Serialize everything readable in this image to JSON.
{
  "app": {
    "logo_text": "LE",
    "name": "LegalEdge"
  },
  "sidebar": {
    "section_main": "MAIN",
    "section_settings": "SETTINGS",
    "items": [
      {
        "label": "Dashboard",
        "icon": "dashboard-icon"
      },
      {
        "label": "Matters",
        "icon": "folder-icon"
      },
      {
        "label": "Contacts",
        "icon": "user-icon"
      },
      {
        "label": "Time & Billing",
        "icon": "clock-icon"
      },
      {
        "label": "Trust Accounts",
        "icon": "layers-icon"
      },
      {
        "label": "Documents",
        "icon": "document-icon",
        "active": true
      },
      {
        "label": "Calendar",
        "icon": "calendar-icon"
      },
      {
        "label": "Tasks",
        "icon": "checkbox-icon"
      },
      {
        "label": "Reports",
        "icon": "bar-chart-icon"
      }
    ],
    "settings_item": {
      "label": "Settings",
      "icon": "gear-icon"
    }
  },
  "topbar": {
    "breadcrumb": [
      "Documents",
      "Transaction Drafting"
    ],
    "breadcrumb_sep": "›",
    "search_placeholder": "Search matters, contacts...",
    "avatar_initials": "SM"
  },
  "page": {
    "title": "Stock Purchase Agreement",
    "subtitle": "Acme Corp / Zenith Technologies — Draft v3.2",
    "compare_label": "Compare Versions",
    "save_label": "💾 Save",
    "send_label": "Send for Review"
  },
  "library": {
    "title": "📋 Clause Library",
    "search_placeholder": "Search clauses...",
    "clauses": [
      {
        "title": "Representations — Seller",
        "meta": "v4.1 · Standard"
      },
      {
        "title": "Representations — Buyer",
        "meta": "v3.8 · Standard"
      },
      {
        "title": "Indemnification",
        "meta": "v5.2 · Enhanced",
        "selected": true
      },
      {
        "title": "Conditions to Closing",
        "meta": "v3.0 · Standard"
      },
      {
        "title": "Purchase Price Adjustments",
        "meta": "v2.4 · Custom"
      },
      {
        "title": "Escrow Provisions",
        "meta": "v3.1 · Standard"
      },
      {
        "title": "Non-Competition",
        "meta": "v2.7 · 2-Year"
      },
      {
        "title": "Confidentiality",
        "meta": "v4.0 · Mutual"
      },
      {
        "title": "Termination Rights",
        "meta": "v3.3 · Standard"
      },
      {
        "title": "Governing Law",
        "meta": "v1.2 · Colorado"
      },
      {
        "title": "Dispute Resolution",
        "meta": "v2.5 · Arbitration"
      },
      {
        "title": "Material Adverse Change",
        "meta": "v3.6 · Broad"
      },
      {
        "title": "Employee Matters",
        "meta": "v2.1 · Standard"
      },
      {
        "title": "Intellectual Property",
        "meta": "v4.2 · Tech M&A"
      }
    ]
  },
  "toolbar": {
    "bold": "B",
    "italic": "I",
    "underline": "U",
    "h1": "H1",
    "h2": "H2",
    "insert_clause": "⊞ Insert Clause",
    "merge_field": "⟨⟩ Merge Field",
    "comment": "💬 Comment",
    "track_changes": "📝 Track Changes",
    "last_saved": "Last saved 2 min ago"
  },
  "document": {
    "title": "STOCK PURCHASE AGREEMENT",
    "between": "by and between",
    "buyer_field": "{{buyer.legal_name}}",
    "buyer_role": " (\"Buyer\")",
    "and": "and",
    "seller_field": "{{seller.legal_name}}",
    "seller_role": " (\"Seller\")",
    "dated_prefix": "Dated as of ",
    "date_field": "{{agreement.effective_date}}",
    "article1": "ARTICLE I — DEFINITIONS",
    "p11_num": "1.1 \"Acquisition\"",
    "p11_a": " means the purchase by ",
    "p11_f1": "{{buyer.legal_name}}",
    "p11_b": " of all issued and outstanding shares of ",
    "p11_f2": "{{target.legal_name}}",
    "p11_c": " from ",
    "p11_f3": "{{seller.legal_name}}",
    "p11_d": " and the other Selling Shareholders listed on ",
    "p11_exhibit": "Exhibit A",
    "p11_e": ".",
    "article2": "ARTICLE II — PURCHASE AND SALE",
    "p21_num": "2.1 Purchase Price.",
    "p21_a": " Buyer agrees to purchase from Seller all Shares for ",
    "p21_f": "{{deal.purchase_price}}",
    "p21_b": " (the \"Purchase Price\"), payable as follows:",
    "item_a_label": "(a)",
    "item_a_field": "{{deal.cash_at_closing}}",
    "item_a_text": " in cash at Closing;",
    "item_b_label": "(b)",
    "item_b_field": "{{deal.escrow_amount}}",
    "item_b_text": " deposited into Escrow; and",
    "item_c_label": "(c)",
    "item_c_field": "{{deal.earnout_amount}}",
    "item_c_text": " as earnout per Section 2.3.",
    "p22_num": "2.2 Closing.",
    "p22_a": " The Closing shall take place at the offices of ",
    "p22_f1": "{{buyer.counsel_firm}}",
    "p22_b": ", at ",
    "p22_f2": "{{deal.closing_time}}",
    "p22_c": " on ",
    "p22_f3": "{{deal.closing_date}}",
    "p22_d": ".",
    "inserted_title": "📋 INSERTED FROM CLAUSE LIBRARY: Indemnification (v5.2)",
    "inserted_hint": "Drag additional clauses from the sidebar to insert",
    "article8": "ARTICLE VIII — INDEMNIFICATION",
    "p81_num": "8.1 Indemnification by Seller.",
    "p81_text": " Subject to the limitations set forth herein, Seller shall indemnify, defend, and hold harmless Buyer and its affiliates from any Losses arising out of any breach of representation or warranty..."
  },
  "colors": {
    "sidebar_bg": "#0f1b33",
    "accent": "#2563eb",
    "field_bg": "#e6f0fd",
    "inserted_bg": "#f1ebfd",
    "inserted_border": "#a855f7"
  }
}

AIM OF THE EXERCISE:
Show every line of the listing in which the string "icon" can be found.

ANSWER BELOW:
        "icon": "dashboard-icon"
        "icon": "folder-icon"
        "icon": "user-icon"
        "icon": "clock-icon"
        "icon": "layers-icon"
        "icon": "document-icon",
        "icon": "calendar-icon"
        "icon": "checkbox-icon"
        "icon": "bar-chart-icon"
      "icon": "gear-icon"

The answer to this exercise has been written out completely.